Data entries:
┌──

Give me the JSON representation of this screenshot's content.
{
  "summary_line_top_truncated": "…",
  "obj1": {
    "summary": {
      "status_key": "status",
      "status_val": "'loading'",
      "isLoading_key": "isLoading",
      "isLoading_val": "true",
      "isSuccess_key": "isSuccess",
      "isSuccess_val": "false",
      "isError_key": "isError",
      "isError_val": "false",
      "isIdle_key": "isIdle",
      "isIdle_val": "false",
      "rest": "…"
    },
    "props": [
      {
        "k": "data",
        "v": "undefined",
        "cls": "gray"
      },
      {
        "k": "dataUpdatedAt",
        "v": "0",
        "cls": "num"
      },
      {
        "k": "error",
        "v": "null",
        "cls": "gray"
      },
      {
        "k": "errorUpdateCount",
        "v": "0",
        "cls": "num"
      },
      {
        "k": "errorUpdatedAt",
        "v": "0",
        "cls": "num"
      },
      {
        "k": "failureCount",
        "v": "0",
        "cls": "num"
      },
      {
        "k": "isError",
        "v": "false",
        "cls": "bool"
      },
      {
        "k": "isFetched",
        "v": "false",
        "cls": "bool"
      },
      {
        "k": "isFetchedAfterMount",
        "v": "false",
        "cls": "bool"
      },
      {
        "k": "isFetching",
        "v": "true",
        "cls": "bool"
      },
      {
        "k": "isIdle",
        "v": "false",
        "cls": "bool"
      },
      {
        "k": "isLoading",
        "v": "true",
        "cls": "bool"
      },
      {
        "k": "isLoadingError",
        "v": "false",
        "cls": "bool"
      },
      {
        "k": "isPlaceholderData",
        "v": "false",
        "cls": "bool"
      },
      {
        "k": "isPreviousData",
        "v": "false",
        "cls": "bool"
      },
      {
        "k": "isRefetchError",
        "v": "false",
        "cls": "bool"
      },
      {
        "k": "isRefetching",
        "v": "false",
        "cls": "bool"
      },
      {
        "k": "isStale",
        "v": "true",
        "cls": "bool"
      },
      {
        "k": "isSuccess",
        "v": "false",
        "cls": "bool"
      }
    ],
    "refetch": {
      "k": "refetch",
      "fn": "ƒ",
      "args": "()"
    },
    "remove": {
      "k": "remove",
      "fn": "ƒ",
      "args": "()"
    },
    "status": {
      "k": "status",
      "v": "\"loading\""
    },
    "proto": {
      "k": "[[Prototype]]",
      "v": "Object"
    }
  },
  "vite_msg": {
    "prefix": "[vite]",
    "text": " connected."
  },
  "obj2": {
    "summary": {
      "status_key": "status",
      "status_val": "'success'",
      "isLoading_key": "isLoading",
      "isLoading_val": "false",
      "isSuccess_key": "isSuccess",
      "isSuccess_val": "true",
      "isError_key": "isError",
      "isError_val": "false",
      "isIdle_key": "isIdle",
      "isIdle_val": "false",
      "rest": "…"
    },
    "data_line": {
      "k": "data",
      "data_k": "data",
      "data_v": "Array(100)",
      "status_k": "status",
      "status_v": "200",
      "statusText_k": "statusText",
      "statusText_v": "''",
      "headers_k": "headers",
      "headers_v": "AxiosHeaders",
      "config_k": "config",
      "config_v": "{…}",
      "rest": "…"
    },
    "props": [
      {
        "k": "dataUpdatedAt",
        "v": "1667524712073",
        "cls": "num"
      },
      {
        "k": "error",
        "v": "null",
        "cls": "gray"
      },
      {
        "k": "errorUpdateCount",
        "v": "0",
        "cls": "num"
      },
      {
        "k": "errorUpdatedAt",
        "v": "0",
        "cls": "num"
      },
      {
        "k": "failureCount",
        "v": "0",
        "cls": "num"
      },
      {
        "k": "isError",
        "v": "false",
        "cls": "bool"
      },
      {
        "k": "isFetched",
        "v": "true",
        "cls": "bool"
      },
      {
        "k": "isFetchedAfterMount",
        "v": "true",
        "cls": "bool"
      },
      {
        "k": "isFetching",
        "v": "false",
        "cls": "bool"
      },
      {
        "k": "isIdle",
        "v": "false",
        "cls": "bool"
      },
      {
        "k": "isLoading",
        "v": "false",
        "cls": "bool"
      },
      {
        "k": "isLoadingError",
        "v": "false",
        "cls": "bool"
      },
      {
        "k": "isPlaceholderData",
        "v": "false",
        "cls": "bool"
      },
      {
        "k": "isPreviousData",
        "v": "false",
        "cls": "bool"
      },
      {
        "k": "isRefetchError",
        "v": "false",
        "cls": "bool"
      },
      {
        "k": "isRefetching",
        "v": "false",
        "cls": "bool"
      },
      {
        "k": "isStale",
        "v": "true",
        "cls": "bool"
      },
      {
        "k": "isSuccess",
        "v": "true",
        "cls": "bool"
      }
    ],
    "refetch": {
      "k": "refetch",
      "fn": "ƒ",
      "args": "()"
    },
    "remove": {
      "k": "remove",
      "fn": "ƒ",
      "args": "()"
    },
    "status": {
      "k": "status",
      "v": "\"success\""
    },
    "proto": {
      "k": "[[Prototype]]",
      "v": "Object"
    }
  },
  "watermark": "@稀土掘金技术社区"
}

└──

TASK STATEMENT: Repeat all the entries exactly as given.

COMPLETE ANSWER:
Give me the JSON representation of this screenshot's content.
{
  "summary_line_top_truncated": "…",
  "obj1": {
    "summary": {
      "status_key": "status",
      "status_val": "'loading'",
      "isLoading_key": "isLoading",
      "isLoading_val": "true",
      "isSuccess_key": "isSuccess",
      "isSuccess_val": "false",
      "isError_key": "isError",
      "isError_val": "false",
      "isIdle_key": "isIdle",
      "isIdle_val": "false",
      "rest": "…"
    },
    "props": [
      {
        "k": "data",
        "v": "undefined",
        "cls": "gray"
      },
      {
        "k": "dataUpdatedAt",
        "v": "0",
        "cls": "num"
      },
      {
        "k": "error",
        "v": "null",
        "cls": "gray"
      },
      {
        "k": "errorUpdateCount",
        "v": "0",
        "cls": "num"
      },
      {
        "k": "errorUpdatedAt",
        "v": "0",
        "cls": "num"
      },
      {
        "k": "failureCount",
        "v": "0",
        "cls": "num"
      },
      {
        "k": "isError",
        "v": "false",
        "cls": "bool"
      },
      {
        "k": "isFetched",
        "v": "false",
        "cls": "bool"
      },
      {
        "k": "isFetchedAfterMount",
        "v": "false",
        "cls": "bool"
      },
      {
        "k": "isFetching",
        "v": "true",
        "cls": "bool"
      },
      {
        "k": "isIdle",
        "v": "false",
        "cls": "bool"
      },
      {
        "k": "isLoading",
        "v": "true",
        "cls": "bool"
      },
      {
        "k": "isLoadingError",
        "v": "false",
        "cls": "bool"
      },
      {
        "k": "isPlaceholderData",
        "v": "false",
        "cls": "bool"
      },
      {
        "k": "isPreviousData",
        "v": "false",
        "cls": "bool"
      },
      {
        "k": "isRefetchError",
        "v": "false",
        "cls": "bool"
      },
      {
        "k": "isRefetching",
        "v": "false",
        "cls": "bool"
      },
      {
        "k": "isStale",
        "v": "true",
        "cls": "bool"
      },
      {
        "k": "isSuccess",
        "v": "false",
        "cls": "bool"
      }
    ],
    "refetch": {
      "k": "refetch",
      "fn": "ƒ",
      "args": "()"
    },
    "remove": {
      "k": "remove",
      "fn": "ƒ",
      "args": "()"
    },
    "status": {
      "k": "status",
      "v": "\"loading\""
    },
    "proto": {
      "k": "[[Prototype]]",
      "v": "Object"
    }
  },
  "vite_msg": {
    "prefix": "[vite]",
    "text": " connected."
  },
  "obj2": {
    "summary": {
      "status_key": "status",
      "status_val": "'success'",
      "isLoading_key": "isLoading",
      "isLoading_val": "false",
      "isSuccess_key": "isSuccess",
      "isSuccess_val": "true",
      "isError_key": "isError",
      "isError_val": "false",
      "isIdle_key": "isIdle",
      "isIdle_val": "false",
      "rest": "…"
    },
    "data_line": {
      "k": "data",
      "data_k": "data",
      "data_v": "Array(100)",
      "status_k": "status",
      "status_v": "200",
      "statusText_k": "statusText",
      "statusText_v": "''",
      "headers_k": "headers",
      "headers_v": "AxiosHeaders",
      "config_k": "config",
      "config_v": "{…}",
      "rest": "…"
    },
    "props": [
      {
        "k": "dataUpdatedAt",
        "v": "1667524712073",
        "cls": "num"
      },
      {
        "k": "error",
        "v": "null",
        "cls": "gray"
      },
      {
        "k": "errorUpdateCount",
        "v": "0",
        "cls": "num"
      },
      {
        "k": "errorUpdatedAt",
        "v": "0",
        "cls": "num"
      },
      {
        "k": "failureCount",
        "v": "0",
        "cls": "num"
      },
      {
        "k": "isError",
        "v": "false",
        "cls": "bool"
      },
      {
        "k": "isFetched",
        "v": "true",
        "cls": "bool"
      },
      {
        "k": "isFetchedAfterMount",
        "v": "true",
        "cls": "bool"
      },
      {
        "k": "isFetching",
        "v": "false",
        "cls": "bool"
      },
      {
        "k": "isIdle",
        "v": "false",
        "cls": "bool"
      },
      {
        "k": "isLoading",
        "v": "false",
        "cls": "bool"
      },
      {
        "k": "isLoadingError",
        "v": "false",
        "cls": "bool"
      },
      {
        "k": "isPlaceholderData",
        "v": "false",
        "cls": "bool"
      },
      {
        "k": "isPreviousData",
        "v": "false",
        "cls": "bool"
      },
      {
        "k": "isRefetchError",
        "v": "false",
        "cls": "bool"
      },
      {
        "k": "isRefetching",
        "v": "false",
        "cls": "bool"
      },
      {
        "k": "isStale",
        "v": "true",
        "cls": "bool"
      },
      {
        "k": "isSuccess",
        "v": "true",
        "cls": "bool"
      }
    ],
    "refetch": {
      "k": "refetch",
      "fn": "ƒ",
      "args": "()"
    },
    "remove": {
      "k": "remove",
      "fn": "ƒ",
      "args": "()"
    },
    "status": {
      "k": "status",
      "v": "\"success\""
    },
    "proto": {
      "k": "[[Prototype]]",
      "v": "Object"
    }
  },
  "watermark": "@稀土掘金技术社区"
}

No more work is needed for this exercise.